Extract, exactly as written, all lines of the material below from the line that includes "Give me the" through its last line.
++++ STORED DATA ++++
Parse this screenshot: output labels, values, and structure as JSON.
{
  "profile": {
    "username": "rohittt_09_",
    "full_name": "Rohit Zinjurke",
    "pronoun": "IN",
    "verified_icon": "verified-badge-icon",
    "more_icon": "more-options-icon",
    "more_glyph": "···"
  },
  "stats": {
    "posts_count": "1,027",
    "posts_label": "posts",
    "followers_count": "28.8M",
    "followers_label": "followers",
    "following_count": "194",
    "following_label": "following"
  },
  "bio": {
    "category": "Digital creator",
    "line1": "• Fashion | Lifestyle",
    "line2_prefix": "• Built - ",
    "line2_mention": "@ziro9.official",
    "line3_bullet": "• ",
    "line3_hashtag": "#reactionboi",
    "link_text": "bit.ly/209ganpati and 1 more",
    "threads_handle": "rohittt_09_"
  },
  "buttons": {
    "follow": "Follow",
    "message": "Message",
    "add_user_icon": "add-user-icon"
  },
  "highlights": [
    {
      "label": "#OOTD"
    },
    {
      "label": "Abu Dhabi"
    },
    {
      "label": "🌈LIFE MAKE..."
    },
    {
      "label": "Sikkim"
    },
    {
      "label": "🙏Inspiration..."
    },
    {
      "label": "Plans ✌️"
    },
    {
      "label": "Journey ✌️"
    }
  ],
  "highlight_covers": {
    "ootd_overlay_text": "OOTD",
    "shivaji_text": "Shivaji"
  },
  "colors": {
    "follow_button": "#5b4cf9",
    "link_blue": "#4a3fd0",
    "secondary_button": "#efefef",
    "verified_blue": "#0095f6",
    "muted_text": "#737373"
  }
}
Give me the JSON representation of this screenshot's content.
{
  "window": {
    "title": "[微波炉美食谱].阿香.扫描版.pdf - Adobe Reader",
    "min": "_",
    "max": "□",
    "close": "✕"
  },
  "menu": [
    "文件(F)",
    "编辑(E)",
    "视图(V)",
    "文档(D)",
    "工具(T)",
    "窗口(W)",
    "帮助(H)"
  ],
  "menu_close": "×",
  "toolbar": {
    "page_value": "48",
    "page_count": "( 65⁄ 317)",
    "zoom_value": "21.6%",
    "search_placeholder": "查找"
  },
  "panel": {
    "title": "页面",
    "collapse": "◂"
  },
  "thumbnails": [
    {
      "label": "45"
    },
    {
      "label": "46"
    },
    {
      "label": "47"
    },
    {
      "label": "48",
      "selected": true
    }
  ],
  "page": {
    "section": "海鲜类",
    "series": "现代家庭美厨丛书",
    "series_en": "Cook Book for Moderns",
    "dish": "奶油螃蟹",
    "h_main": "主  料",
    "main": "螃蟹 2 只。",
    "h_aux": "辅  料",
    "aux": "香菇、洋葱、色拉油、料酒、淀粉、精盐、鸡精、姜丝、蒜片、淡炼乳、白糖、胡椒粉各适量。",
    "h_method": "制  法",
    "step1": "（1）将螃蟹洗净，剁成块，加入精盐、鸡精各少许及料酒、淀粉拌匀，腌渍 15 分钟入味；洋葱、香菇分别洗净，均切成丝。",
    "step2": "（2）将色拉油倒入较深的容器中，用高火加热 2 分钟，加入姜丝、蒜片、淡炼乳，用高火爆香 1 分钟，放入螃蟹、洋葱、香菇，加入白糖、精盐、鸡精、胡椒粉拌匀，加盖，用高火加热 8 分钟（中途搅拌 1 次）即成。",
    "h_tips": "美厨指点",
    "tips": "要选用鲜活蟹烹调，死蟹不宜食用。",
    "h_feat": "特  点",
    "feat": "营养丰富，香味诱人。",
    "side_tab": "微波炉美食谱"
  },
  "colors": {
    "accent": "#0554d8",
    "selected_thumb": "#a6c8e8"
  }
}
++++
■ THE REPLY
Give me the JSON representation of this screenshot's content.
{
  "window": {
    "title": "[微波炉美食谱].阿香.扫描版.pdf - Adobe Reader",
    "min": "_",
    "max": "□",
    "close": "✕"
  },
  "menu": [
    "文件(F)",
    "编辑(E)",
    "视图(V)",
    "文档(D)",
    "工具(T)",
    "窗口(W)",
    "帮助(H)"
  ],
  "menu_close": "×",
  "toolbar": {
    "page_value": "48",
    "page_count": "( 65⁄ 317)",
    "zoom_value": "21.6%",
    "search_placeholder": "查找"
  },
  "panel": {
    "title": "页面",
    "collapse": "◂"
  },
  "thumbnails": [
    {
      "label": "45"
    },
    {
      "label": "46"
    },
    {
      "label": "47"
    },
    {
      "label": "48",
      "selected": true
    }
  ],
  "page": {
    "section": "海鲜类",
    "series": "现代家庭美厨丛书",
    "series_en": "Cook Book for Moderns",
    "dish": "奶油螃蟹",
    "h_main": "主  料",
    "main": "螃蟹 2 只。",
    "h_aux": "辅  料",
    "aux": "香菇、洋葱、色拉油、料酒、淀粉、精盐、鸡精、姜丝、蒜片、淡炼乳、白糖、胡椒粉各适量。",
    "h_method": "制  法",
    "step1": "（1）将螃蟹洗净，剁成块，加入精盐、鸡精各少许及料酒、淀粉拌匀，腌渍 15 分钟入味；洋葱、香菇分别洗净，均切成丝。",
    "step2": "（2）将色拉油倒入较深的容器中，用高火加热 2 分钟，加入姜丝、蒜片、淡炼乳，用高火爆香 1 分钟，放入螃蟹、洋葱、香菇，加入白糖、精盐、鸡精、胡椒粉拌匀，加盖，用高火加热 8 分钟（中途搅拌 1 次）即成。",
    "h_tips": "美厨指点",
    "tips": "要选用鲜活蟹烹调，死蟹不宜食用。",
    "h_feat": "特  点",
    "feat": "营养丰富，香味诱人。",
    "side_tab": "微波炉美食谱"
  },
  "colors": {
    "accent": "#0554d8",
    "selected_thumb": "#a6c8e8"
  }
}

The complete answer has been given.